Data entries
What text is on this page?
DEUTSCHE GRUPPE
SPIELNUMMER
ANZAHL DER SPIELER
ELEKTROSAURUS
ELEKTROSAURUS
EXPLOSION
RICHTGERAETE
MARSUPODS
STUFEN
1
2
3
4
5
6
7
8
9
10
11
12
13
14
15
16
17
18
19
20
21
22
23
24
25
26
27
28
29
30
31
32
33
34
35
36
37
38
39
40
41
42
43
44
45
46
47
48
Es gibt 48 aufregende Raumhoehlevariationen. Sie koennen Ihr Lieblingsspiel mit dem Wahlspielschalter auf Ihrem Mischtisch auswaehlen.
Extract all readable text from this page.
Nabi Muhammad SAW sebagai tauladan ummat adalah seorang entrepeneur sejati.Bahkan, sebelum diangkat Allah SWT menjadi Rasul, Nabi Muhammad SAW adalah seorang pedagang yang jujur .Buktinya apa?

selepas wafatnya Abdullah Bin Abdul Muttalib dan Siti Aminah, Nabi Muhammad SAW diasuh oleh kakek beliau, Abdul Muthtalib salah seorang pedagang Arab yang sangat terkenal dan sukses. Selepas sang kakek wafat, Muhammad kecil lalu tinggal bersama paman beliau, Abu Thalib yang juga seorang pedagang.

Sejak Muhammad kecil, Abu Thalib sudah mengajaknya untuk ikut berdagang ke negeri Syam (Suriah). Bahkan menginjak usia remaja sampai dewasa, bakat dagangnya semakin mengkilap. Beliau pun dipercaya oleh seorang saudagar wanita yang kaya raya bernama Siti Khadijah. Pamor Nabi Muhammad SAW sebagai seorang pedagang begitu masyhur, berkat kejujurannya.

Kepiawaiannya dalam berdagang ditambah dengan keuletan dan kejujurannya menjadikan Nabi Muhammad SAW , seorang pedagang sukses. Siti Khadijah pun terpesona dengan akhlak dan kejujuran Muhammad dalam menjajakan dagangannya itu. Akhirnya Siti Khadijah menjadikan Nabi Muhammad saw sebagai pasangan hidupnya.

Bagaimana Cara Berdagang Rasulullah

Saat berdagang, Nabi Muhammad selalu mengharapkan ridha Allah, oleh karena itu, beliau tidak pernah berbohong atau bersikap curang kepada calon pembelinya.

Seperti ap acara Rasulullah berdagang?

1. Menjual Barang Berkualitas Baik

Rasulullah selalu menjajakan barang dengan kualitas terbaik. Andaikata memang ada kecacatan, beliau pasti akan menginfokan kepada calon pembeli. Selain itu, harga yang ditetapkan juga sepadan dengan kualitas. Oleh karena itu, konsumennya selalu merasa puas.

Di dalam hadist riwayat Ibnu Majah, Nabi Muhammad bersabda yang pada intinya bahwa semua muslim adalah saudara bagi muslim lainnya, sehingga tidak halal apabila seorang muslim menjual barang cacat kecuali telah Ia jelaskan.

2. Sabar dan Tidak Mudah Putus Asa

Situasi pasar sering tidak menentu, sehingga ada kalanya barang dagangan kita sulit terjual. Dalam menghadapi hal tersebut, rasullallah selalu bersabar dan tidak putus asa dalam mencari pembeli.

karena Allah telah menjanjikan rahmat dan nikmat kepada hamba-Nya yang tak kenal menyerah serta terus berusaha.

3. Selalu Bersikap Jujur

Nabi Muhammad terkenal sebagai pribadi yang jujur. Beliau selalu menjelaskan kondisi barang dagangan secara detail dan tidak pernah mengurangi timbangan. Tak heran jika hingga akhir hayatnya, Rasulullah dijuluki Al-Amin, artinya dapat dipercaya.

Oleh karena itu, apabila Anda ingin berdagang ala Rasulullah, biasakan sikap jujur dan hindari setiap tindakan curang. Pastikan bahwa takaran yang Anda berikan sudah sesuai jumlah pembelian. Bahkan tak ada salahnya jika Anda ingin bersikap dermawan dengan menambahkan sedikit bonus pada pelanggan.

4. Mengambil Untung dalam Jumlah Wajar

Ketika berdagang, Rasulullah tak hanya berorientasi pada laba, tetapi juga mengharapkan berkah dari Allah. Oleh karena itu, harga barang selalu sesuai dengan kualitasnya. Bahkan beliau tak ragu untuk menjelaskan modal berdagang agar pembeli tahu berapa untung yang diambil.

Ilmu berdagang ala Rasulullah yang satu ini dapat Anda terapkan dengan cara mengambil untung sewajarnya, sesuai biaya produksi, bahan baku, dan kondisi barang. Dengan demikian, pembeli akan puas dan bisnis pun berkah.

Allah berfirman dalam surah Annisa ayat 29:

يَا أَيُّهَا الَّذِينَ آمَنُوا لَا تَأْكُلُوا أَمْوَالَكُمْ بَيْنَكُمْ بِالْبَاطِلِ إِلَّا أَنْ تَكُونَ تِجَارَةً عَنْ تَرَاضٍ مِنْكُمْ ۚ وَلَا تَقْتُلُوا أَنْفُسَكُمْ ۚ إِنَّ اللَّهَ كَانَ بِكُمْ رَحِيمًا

◆ **Exercise**
Which lines hold the word "kecil"? Show each one.

◆ **Result of the task**
selepas wafatnya Abdullah Bin Abdul Muttalib dan Siti Aminah, Nabi Muhammad SAW diasuh oleh kakek beliau, Abdul Muthtalib salah seorang pedagang Arab yang sangat terkenal dan sukses. Selepas sang kakek wafat, Muhammad kecil lalu tinggal bersama paman beliau, Abu Thalib yang juga seorang pedagang.
Sejak Muhammad kecil, Abu Thalib sudah mengajaknya untuk ikut berdagang ke negeri Syam (Suriah). Bahkan menginjak usia remaja sampai dewasa, bakat dagangnya semakin mengkilap. Beliau pun dipercaya oleh seorang saudagar wanita yang kaya raya bernama Siti Khadijah. Pamor Nabi Muhammad SAW sebagai seorang pedagang begitu masyhur, berkat kejujurannya.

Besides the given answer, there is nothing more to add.